* WHAT THE EXERCISE ASKS
Copy all lines of the listing that include the string "from".

BEGIN DATA ROWS

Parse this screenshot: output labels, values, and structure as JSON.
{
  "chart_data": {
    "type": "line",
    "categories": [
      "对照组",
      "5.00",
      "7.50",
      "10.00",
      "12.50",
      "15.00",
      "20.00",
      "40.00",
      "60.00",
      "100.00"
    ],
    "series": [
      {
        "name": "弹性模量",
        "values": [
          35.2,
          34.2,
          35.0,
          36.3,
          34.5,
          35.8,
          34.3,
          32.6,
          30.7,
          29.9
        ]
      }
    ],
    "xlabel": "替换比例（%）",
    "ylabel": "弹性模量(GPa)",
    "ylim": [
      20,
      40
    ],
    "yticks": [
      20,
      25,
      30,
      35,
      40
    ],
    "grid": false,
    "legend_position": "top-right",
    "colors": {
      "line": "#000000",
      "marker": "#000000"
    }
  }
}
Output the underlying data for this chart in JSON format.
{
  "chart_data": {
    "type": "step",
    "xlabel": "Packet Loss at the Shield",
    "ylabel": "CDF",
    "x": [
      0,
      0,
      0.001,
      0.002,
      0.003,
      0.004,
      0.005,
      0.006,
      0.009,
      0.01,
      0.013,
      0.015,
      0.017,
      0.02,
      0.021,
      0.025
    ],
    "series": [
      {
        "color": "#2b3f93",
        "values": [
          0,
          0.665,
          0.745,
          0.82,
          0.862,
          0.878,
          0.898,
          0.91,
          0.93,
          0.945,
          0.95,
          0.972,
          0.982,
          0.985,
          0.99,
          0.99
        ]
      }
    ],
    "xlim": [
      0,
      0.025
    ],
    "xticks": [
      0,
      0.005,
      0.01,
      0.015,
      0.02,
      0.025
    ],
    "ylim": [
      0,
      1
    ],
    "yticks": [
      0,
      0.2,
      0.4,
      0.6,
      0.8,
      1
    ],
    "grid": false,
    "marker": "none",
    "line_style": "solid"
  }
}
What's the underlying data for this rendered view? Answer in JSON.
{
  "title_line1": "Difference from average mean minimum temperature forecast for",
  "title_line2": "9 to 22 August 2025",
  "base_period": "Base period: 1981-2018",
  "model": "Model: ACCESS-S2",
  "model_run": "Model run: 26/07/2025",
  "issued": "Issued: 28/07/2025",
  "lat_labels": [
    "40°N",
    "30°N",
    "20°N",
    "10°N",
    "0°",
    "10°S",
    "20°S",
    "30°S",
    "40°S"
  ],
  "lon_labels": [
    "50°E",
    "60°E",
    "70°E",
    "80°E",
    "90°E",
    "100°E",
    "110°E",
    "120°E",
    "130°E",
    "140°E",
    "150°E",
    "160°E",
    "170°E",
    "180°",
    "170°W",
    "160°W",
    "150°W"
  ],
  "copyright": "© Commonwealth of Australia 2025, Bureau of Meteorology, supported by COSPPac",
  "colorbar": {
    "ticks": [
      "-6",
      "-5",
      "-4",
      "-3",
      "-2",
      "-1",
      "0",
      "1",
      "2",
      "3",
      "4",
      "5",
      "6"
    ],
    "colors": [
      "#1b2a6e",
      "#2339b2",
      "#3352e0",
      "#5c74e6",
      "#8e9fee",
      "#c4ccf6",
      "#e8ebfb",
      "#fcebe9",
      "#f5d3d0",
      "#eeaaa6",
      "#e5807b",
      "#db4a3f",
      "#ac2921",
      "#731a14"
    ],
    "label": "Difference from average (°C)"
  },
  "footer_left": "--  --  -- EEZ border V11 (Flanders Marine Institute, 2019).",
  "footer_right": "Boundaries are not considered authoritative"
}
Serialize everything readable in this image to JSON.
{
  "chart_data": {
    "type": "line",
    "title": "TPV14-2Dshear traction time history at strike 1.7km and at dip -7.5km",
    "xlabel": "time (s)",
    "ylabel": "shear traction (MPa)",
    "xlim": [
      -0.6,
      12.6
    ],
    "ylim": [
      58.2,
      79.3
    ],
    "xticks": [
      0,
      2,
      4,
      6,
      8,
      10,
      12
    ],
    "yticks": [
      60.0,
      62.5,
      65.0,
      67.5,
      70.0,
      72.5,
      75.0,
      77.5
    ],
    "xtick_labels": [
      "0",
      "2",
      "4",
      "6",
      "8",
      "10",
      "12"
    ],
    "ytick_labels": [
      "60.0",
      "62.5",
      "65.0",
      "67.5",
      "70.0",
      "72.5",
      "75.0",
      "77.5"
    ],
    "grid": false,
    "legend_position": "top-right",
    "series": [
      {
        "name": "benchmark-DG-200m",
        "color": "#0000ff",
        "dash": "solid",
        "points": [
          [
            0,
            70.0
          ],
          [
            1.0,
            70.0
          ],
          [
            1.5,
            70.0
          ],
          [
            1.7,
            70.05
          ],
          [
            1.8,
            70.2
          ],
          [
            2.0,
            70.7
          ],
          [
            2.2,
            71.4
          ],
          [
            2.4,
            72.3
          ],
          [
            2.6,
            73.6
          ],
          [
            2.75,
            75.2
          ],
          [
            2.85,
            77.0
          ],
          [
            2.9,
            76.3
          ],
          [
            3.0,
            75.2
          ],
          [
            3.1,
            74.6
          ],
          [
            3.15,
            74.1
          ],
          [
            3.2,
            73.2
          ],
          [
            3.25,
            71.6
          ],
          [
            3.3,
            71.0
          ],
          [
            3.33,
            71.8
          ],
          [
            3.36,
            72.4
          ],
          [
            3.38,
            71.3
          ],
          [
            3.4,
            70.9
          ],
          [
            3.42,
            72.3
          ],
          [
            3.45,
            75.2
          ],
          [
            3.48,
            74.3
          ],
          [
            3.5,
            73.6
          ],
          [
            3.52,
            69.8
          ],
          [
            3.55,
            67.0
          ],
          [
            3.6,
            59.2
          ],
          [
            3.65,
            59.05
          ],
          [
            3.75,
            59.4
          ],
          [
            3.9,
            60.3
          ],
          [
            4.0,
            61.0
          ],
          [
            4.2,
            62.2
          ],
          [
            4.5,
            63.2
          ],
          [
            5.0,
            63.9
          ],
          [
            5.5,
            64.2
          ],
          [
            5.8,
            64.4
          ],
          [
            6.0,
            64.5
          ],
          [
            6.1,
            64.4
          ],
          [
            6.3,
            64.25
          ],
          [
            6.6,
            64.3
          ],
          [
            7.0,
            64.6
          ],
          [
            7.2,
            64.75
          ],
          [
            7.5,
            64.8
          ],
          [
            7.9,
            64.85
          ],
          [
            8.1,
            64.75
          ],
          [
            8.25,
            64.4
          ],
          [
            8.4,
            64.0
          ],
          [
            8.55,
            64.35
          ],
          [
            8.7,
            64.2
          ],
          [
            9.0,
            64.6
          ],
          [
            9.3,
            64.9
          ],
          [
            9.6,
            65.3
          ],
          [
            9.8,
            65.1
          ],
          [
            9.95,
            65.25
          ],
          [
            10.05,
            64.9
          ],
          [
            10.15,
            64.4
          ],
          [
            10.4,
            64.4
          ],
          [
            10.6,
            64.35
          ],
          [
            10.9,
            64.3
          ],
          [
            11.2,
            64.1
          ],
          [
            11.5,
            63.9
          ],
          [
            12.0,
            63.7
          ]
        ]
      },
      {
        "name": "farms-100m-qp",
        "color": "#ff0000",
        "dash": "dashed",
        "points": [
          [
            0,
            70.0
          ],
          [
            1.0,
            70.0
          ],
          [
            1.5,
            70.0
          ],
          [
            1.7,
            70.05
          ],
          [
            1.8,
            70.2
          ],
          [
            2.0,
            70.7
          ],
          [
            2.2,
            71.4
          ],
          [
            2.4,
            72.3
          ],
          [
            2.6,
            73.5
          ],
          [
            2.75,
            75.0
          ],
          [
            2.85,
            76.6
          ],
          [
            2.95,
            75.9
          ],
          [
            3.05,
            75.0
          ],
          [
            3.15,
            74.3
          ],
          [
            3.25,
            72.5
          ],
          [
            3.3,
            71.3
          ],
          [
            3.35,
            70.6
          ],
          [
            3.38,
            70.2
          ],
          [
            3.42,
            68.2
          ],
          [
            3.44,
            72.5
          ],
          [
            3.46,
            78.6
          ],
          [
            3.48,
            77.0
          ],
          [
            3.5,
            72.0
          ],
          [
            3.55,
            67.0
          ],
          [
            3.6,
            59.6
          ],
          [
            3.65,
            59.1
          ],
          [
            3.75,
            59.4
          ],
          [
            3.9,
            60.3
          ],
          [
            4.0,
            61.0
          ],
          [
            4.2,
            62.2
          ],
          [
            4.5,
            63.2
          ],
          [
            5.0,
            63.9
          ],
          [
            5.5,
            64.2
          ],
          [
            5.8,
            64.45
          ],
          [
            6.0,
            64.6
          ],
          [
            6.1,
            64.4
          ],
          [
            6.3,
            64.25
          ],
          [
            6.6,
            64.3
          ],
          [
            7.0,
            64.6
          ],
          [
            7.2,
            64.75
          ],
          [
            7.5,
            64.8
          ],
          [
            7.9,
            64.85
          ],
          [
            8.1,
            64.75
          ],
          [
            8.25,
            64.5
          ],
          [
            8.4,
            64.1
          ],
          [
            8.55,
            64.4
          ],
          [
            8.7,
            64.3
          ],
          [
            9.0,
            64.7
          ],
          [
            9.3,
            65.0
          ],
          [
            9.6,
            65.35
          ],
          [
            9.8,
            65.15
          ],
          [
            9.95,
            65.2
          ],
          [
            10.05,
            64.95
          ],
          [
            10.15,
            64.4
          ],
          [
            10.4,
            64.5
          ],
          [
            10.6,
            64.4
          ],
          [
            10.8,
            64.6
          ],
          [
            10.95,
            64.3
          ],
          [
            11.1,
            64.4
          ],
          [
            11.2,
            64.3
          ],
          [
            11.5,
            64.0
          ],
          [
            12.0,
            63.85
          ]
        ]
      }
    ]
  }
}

END DATA ROWS

* EXERCISE OUTPUT
  "title_line1": "Difference from average mean minimum temperature forecast for",
    "label": "Difference from average (°C)"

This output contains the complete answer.